WHAT IS BEING ASKED » Wherever the word "treatment" appears in a line of the records, copy that line.

DATASET EXTRACT »
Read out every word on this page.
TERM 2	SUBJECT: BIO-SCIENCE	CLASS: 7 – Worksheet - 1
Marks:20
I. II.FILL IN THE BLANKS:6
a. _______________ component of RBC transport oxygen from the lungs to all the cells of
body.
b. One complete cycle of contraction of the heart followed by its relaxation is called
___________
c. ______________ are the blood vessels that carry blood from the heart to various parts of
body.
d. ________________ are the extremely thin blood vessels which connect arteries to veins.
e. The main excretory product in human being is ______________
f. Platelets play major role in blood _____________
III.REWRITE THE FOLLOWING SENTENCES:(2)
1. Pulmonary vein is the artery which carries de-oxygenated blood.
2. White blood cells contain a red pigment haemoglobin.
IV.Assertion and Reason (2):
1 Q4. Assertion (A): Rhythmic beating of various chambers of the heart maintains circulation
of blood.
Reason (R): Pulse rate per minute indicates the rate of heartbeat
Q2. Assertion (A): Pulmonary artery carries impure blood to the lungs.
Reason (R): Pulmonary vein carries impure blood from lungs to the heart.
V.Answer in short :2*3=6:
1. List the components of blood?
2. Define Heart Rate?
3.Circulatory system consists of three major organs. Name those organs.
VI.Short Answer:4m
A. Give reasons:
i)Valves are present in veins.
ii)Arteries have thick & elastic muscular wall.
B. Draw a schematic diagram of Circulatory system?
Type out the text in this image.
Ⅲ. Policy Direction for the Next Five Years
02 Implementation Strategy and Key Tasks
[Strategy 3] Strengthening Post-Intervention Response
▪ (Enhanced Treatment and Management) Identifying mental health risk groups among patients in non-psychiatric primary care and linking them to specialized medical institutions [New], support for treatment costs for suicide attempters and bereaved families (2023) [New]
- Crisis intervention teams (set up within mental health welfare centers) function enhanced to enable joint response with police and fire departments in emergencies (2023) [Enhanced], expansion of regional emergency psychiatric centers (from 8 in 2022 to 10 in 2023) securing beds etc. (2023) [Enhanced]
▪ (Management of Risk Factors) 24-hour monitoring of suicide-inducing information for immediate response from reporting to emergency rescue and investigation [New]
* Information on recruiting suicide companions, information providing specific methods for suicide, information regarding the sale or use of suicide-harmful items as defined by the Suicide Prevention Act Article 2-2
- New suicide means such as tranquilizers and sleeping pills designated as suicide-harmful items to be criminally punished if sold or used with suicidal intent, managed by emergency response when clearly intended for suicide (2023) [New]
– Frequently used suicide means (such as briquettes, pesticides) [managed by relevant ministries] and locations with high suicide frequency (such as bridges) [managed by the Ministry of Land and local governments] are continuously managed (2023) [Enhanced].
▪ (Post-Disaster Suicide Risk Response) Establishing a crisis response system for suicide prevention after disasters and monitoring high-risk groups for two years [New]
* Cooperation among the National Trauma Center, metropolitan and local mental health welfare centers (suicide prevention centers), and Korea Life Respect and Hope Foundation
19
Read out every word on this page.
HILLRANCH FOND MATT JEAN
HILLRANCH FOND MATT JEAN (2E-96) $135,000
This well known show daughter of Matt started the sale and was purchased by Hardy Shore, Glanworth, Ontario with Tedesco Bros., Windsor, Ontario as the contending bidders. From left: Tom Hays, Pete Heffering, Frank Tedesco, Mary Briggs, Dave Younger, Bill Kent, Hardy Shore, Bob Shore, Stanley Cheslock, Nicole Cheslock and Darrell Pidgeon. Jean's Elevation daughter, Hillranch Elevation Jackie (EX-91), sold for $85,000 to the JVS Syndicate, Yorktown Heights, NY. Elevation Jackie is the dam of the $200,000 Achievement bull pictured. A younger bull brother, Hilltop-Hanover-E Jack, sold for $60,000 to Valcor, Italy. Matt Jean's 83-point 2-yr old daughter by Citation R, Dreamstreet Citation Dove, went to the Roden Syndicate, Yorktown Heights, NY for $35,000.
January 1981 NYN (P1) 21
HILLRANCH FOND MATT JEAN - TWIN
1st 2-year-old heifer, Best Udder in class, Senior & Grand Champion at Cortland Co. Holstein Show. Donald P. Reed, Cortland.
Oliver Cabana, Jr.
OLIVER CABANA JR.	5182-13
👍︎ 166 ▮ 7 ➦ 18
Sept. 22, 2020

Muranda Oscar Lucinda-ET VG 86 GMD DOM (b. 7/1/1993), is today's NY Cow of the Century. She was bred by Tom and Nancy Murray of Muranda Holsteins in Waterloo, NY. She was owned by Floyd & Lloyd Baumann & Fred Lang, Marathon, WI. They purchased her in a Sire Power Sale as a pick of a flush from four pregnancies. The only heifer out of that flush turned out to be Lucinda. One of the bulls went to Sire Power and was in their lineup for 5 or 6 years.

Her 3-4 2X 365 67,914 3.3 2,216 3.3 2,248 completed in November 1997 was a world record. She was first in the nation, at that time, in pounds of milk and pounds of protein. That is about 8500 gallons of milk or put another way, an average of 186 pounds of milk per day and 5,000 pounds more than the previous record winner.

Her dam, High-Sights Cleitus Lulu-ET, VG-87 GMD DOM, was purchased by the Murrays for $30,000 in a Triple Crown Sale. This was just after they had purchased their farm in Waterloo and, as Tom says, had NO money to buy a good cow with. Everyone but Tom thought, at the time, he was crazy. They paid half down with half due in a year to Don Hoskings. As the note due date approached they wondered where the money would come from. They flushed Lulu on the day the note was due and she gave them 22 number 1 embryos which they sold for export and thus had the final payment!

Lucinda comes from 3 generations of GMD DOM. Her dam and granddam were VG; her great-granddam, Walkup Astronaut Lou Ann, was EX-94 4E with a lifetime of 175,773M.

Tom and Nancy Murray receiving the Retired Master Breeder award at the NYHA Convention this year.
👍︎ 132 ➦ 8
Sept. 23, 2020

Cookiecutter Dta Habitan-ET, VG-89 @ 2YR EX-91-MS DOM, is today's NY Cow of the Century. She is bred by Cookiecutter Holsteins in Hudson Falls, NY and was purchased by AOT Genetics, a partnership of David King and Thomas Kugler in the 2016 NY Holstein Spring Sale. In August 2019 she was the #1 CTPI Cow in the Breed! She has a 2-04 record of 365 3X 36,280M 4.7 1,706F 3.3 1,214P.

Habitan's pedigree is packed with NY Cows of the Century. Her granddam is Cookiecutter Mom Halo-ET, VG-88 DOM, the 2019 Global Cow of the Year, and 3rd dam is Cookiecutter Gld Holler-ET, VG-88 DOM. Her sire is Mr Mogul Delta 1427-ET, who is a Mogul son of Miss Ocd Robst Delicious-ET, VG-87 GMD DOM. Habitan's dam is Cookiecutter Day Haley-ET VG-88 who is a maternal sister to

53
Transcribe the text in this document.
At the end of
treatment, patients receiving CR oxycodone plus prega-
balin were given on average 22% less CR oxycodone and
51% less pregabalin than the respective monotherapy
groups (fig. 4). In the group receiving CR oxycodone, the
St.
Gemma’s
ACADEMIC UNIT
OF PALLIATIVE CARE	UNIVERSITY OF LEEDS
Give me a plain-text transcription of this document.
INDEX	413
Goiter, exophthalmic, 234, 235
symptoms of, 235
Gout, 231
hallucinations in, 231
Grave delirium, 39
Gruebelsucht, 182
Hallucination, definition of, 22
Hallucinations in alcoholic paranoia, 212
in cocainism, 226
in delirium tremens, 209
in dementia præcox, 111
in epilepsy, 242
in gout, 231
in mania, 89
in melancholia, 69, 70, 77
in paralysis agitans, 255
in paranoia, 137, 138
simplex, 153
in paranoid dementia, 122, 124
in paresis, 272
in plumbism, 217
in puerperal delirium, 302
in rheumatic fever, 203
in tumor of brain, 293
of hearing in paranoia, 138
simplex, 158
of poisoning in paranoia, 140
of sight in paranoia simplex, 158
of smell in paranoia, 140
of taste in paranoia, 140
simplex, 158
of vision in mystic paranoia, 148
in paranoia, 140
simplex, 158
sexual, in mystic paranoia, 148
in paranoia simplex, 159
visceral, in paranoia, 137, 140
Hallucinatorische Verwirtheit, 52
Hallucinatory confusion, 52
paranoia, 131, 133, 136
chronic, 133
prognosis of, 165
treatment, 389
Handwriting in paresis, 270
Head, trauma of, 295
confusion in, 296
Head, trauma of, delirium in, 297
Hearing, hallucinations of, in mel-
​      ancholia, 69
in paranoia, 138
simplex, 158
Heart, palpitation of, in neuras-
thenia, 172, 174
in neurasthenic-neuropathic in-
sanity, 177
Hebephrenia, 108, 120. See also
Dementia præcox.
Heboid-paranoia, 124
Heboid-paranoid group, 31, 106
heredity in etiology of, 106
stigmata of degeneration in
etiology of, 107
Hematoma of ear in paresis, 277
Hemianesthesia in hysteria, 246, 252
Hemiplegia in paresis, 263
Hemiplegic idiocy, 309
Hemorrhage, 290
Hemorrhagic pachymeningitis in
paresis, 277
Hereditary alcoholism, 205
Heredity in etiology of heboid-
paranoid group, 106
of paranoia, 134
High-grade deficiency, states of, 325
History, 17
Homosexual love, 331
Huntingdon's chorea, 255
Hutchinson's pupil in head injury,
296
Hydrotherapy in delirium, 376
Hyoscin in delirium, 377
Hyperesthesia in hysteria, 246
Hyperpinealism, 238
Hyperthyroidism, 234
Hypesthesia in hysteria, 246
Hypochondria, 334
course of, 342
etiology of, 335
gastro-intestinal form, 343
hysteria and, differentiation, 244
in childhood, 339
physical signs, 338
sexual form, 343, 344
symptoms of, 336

EXERCISE ANSWER »
▪ (Enhanced Treatment and Management) Identifying mental health risk groups among patients in non-psychiatric primary care and linking them to specialized medical institutions [New], support for treatment costs for suicide attempters and bereaved families (2023) [New]
treatment, patients receiving CR oxycodone plus prega-
treatment, 389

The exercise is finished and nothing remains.